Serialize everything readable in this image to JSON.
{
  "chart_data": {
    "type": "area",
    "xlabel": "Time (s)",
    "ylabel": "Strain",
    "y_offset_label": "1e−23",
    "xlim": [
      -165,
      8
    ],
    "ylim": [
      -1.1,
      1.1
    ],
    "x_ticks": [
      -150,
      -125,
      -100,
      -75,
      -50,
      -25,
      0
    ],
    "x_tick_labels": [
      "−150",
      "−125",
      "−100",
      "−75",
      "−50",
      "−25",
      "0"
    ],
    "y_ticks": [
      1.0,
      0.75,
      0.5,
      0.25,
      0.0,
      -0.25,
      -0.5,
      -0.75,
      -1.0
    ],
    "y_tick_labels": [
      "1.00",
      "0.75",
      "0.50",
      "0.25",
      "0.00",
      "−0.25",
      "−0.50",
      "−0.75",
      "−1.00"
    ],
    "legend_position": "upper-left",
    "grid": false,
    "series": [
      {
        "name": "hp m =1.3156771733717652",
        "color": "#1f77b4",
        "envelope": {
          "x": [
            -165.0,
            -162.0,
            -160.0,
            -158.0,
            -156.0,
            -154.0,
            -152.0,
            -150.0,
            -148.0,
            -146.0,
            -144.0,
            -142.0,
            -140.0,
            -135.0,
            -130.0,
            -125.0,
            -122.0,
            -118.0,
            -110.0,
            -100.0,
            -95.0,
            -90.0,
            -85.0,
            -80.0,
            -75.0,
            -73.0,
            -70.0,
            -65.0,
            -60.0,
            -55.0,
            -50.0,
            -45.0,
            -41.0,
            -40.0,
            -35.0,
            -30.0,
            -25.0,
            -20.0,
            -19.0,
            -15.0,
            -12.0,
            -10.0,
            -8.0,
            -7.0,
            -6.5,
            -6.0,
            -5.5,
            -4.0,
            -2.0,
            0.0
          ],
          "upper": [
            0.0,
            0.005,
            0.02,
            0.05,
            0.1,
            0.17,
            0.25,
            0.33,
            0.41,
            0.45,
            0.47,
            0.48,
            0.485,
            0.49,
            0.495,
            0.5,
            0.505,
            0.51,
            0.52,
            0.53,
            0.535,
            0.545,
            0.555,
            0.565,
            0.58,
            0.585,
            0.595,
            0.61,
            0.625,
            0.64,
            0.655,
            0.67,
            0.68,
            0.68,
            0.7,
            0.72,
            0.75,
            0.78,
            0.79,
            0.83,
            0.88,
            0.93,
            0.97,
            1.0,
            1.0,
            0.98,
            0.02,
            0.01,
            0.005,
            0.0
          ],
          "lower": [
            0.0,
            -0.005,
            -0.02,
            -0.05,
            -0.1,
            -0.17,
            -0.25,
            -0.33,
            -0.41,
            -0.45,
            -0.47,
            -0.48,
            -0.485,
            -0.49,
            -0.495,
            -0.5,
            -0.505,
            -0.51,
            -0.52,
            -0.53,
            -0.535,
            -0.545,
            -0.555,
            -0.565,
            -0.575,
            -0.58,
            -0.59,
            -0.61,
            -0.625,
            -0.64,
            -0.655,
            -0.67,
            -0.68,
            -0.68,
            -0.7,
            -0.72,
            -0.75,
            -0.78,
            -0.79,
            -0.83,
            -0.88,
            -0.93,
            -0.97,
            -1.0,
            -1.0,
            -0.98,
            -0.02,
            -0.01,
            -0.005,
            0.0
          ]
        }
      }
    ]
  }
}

# [What the exercise asks]
Write out every entry above, word for word.

# [Output below]
Serialize everything readable in this image to JSON.
{
  "chart_data": {
    "type": "area",
    "xlabel": "Time (s)",
    "ylabel": "Strain",
    "y_offset_label": "1e−23",
    "xlim": [
      -165,
      8
    ],
    "ylim": [
      -1.1,
      1.1
    ],
    "x_ticks": [
      -150,
      -125,
      -100,
      -75,
      -50,
      -25,
      0
    ],
    "x_tick_labels": [
      "−150",
      "−125",
      "−100",
      "−75",
      "−50",
      "−25",
      "0"
    ],
    "y_ticks": [
      1.0,
      0.75,
      0.5,
      0.25,
      0.0,
      -0.25,
      -0.5,
      -0.75,
      -1.0
    ],
    "y_tick_labels": [
      "1.00",
      "0.75",
      "0.50",
      "0.25",
      "0.00",
      "−0.25",
      "−0.50",
      "−0.75",
      "−1.00"
    ],
    "legend_position": "upper-left",
    "grid": false,
    "series": [
      {
        "name": "hp m =1.3156771733717652",
        "color": "#1f77b4",
        "envelope": {
          "x": [
            -165.0,
            -162.0,
            -160.0,
            -158.0,
            -156.0,
            -154.0,
            -152.0,
            -150.0,
            -148.0,
            -146.0,
            -144.0,
            -142.0,
            -140.0,
            -135.0,
            -130.0,
            -125.0,
            -122.0,
            -118.0,
            -110.0,
            -100.0,
            -95.0,
            -90.0,
            -85.0,
            -80.0,
            -75.0,
            -73.0,
            -70.0,
            -65.0,
            -60.0,
            -55.0,
            -50.0,
            -45.0,
            -41.0,
            -40.0,
            -35.0,
            -30.0,
            -25.0,
            -20.0,
            -19.0,
            -15.0,
            -12.0,
            -10.0,
            -8.0,
            -7.0,
            -6.5,
            -6.0,
            -5.5,
            -4.0,
            -2.0,
            0.0
          ],
          "upper": [
            0.0,
            0.005,
            0.02,
            0.05,
            0.1,
            0.17,
            0.25,
            0.33,
            0.41,
            0.45,
            0.47,
            0.48,
            0.485,
            0.49,
            0.495,
            0.5,
            0.505,
            0.51,
            0.52,
            0.53,
            0.535,
            0.545,
            0.555,
            0.565,
            0.58,
            0.585,
            0.595,
            0.61,
            0.625,
            0.64,
            0.655,
            0.67,
            0.68,
            0.68,
            0.7,
            0.72,
            0.75,
            0.78,
            0.79,
            0.83,
            0.88,
            0.93,
            0.97,
            1.0,
            1.0,
            0.98,
            0.02,
            0.01,
            0.005,
            0.0
          ],
          "lower": [
            0.0,
            -0.005,
            -0.02,
            -0.05,
            -0.1,
            -0.17,
            -0.25,
            -0.33,
            -0.41,
            -0.45,
            -0.47,
            -0.48,
            -0.485,
            -0.49,
            -0.495,
            -0.5,
            -0.505,
            -0.51,
            -0.52,
            -0.53,
            -0.535,
            -0.545,
            -0.555,
            -0.565,
            -0.575,
            -0.58,
            -0.59,
            -0.61,
            -0.625,
            -0.64,
            -0.655,
            -0.67,
            -0.68,
            -0.68,
            -0.7,
            -0.72,
            -0.75,
            -0.78,
            -0.79,
            -0.83,
            -0.88,
            -0.93,
            -0.97,
            -1.0,
            -1.0,
            -0.98,
            -0.02,
            -0.01,
            -0.005,
            0.0
          ]
        }
      }
    ]
  }
}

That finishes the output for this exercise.